[Kutipan]
____________________

APBN Hadapi Tantangan Berat, Sri Mulyani Tekankan Peran Kemenkeu

Sri Mulyani menyebut dalam menjalankan tugas-tugas besar mengelola APBN, Kemenkeu menghadapi beragam tantangan berat ke depan. -Foto REUTERS.--

Radarlambar.bacakoran.co - Di tengah lanskap ekonomi global yang kian rentan akibat ketegangan geopolitik, perang dagang, dan konflik militer yang menyebar di berbagai kawasan, peran Anggaran Pendapatan dan Belanja Negara (APBN) sebagai jangkar stabilitas nasional kembali mendapat sorotan. Menteri Keuangan, Sri Mulyani menegaskan bahwa pengelolaan fiskal di masa mendatang tidak hanya menghadapi tantangan teknokratis, tetapi juga problematika struktural dan geopolitik yang bersifat sistemik.

Dinamika global saat ini telah mengaburkan prediktabilitas perekonomian dunia. Perang Rusia-Ukraina yang belum berkesudahan, ketegangan di Timur Tengah, serta rivalitas antara Amerika Serikat dan Tiongkok dalam perdagangan dan teknologi, memicu volatilitas pasar serta memengaruhi arus perdagangan dan investasi internasional. Kondisi ini turut menekan Indonesia yang bergantung pada ekspor komoditas, stabilitas nilai tukar, dan arus modal asing.

Dalam situasi ini, APBN tidak hanya menjadi instrumen belanja negara, tetapi berfungsi sebagai alat utama untuk menjaga kesinambungan pertumbuhan ekonomi, melindungi daya beli masyarakat, serta menjamin kelangsungan pelayanan publik di berbagai sektor. Oleh karena itu, tanggung jawab Kementerian Keuangan menjadi sangat sentral dan strategis.

Sebagai otoritas fiskal, Kementerian Keuangan bukan sekadar lembaga teknis, melainkan pengendali utama dalam menyusun kerangka kebijakan ekonomi makro dan arah fiskal nasional. Fungsi-fungsi seperti optimalisasi penerimaan negara melalui perpajakan, pengelolaan belanja yang efisien, serta pembiayaan defisit secara hati-hati, kini menuntut keahlian dan integritas yang jauh lebih tinggi.

____________________

[Entri yang Disediakan]
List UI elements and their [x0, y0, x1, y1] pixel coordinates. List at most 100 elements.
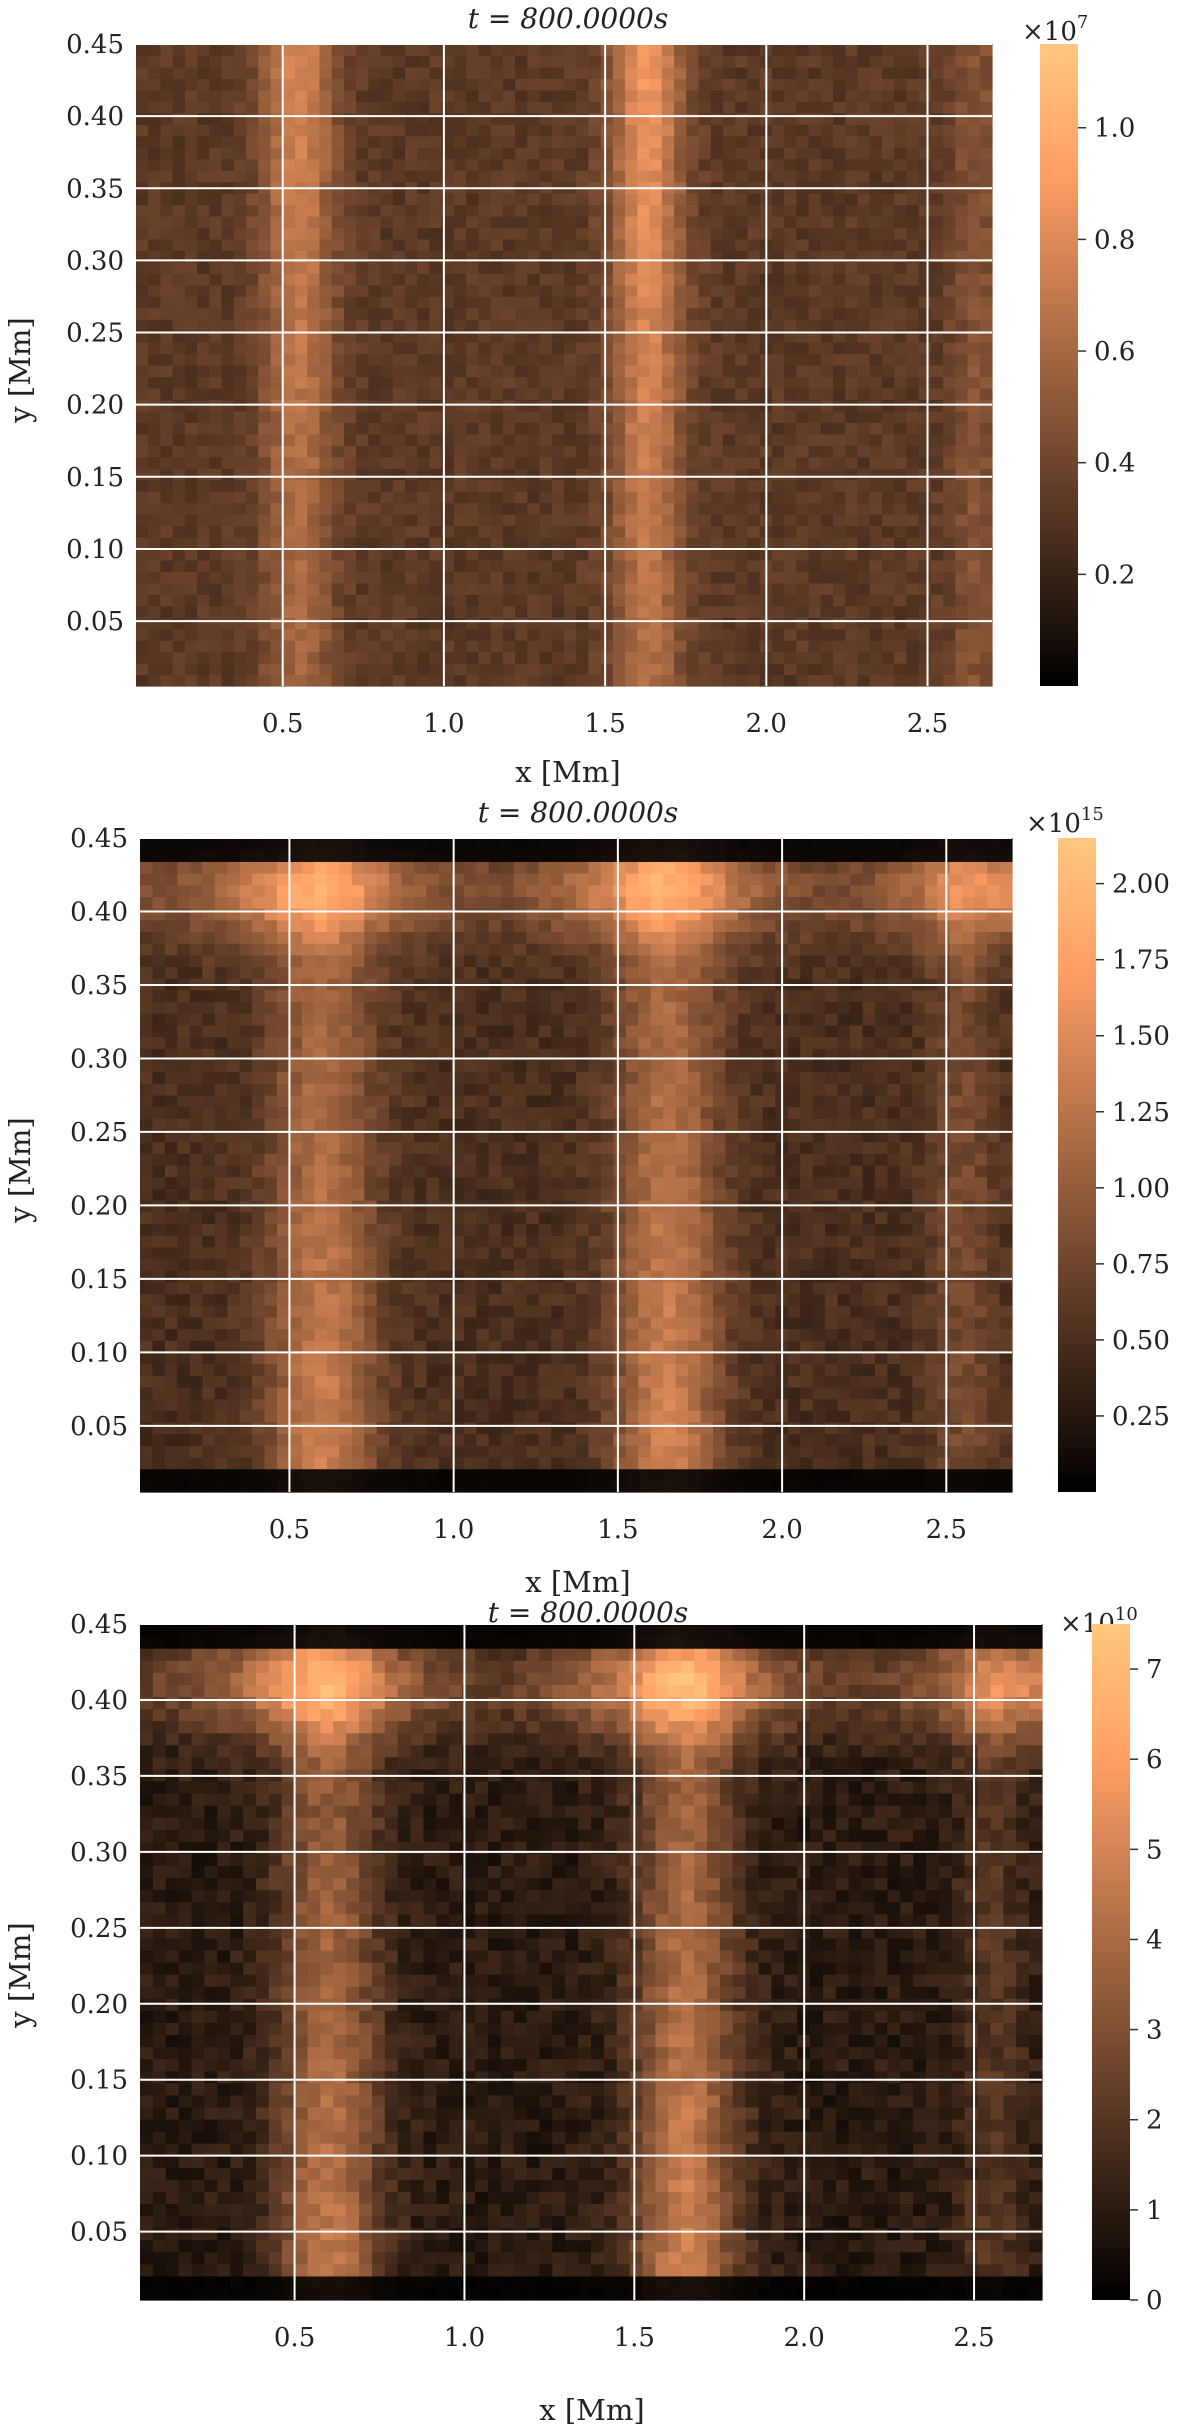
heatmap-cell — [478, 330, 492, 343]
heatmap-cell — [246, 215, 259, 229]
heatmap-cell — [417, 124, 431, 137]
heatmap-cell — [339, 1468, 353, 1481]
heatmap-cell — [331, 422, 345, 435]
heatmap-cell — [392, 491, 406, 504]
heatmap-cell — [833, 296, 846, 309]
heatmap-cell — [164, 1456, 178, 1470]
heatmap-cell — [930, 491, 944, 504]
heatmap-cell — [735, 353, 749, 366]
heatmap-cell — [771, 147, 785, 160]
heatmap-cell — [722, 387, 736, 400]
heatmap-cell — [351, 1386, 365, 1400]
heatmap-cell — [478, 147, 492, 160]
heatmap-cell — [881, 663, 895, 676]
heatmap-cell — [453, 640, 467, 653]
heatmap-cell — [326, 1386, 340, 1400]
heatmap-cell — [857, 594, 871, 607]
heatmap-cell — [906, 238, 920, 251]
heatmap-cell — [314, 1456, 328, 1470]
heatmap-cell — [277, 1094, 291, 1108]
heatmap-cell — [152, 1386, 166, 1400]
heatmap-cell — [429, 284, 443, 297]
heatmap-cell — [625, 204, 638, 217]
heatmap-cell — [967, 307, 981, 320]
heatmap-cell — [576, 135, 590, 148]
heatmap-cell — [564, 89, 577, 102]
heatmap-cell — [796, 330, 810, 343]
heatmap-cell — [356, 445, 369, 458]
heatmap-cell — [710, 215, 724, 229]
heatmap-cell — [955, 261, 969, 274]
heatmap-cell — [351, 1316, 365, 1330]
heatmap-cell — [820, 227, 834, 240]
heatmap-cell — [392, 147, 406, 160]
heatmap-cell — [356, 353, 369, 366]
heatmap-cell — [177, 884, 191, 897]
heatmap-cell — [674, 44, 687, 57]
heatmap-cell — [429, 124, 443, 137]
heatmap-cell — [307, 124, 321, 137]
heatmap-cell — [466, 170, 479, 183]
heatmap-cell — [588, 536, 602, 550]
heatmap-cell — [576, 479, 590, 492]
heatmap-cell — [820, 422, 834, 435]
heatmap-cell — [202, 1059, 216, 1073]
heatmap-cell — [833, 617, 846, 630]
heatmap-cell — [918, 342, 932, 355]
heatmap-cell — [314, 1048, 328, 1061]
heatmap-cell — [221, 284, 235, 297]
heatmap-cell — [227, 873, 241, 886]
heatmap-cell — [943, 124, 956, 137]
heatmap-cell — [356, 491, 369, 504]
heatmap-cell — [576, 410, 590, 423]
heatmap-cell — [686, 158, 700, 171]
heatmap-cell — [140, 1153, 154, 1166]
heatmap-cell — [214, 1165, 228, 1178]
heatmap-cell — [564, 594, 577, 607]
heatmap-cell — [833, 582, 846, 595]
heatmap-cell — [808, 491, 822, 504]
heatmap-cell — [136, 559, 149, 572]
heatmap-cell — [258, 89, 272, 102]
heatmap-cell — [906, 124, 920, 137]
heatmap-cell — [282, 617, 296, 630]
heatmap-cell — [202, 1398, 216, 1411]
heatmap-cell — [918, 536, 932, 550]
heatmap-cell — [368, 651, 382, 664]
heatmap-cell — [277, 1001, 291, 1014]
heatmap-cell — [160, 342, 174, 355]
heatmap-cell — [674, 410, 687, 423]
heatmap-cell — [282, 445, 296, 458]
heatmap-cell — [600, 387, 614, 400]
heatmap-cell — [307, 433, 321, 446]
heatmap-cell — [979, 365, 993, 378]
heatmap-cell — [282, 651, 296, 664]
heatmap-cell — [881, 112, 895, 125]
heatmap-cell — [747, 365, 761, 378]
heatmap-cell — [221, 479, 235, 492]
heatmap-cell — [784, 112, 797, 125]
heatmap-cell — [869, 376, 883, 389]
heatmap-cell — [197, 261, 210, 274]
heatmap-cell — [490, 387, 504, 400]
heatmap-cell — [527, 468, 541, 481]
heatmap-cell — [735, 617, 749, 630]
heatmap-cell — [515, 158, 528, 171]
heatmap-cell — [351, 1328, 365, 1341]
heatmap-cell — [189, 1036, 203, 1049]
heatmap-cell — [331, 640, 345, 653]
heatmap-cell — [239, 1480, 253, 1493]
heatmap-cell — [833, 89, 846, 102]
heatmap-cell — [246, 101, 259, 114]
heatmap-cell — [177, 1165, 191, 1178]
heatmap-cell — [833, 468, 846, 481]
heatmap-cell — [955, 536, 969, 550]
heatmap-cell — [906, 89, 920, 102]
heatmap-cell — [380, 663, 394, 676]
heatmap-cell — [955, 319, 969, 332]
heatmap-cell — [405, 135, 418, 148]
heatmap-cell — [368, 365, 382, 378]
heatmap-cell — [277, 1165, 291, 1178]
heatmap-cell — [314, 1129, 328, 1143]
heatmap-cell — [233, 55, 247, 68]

____________________

[Soal Latihan]
A - Dalam kutipan tentang APBN, fungsi Kementerian Keuangan apa saja yang disebut kini menuntut keahlian dan integritas yang jauh lebih tinggi?
B - Teruskan kutipan tentang APBN dengan menulis bagian berikutnya sesudah kalimat terakhirnya.
Entri di atas merupakan bahan tersendiri yang tidak berkaitan dengan kutipan.

[Jawaban Latihan]
A - Fungsi tersebut adalah optimalisasi penerimaan negara melalui perpajakan, pengelolaan belanja yang efisien, dan pembiayaan defisit secara hati-hati.

B -
Dalam menjalankan fungsinya, Kemenkeu dituntut untuk mampu menavigasi berbagai risiko fiskal yang muncul dari ketidakpastian global, termasuk potensi gejolak harga energi dan pangan, kenaikan suku bunga global, serta perlambatan ekonomi mitra dagang utama. Kebijakan fiskal tidak bisa lagi semata-mata reaktif, tetapi harus antisipatif dan adaptif terhadap skenario-skenario ekstrem yang bisa terjadi sewaktu-waktu.

Penting pula dicatat bahwa APBN kini memikul tugas yang lebih berat seiring dengan agenda pembangunan nasional yang semakin ambisius. Komitmen terhadap pemerataan ekonomi, transformasi digital, transisi energi bersih, hingga pembenahan sistem pendidikan dan kesehatan, menuntut pembiayaan yang tidak hanya besar, tetapi juga tepat sasaran dan berdampak jangka panjang.

Di balik angka-angka makro dan jargon kebijakan, APBN sejatinya menyentuh sendi-sendi kehidupan masyarakat: dari pupuk subsidi bagi petani, beasiswa bagi pelajar kurang mampu, hingga dana desa yang menopang pembangunan di pelosok negeri. Maka, akuntabilitas dalam pengelolaan fiskal tidak bisa dinegosiasikan.

Kementerian Keuangan, dalam konteks ini, tidak cukup hanya menjaga disiplin anggaran. Ia juga harus menjadi institusi yang mampu membaca zaman, mendengar suara publik, dan menjembatani kepentingan negara dalam kerangka pembangunan yang inklusif dan berkelanjutan. Pejabat-pejabatnya bukan hanya administrator, tetapi juga negarawan teknokrat yang harus menjaga marwah keuangan negara sekaligus menyeimbangkan aspirasi sosial-ekonomi masyarakat.

Sri Mulyani menggarisbawahi pentingnya profesionalisme, transparansi, dan integritas dalam setiap aspek pengelolaan fiskal. Dalam dunia yang tengah bergejolak, stabilitas Indonesia tidak bisa dilepaskan dari kekuatan instrumen fiskalnya. Dan dalam APBN yang dijalankan secara cermat itulah, harapan rakyat untuk hidup lebih baik terus disemai.(*/edi)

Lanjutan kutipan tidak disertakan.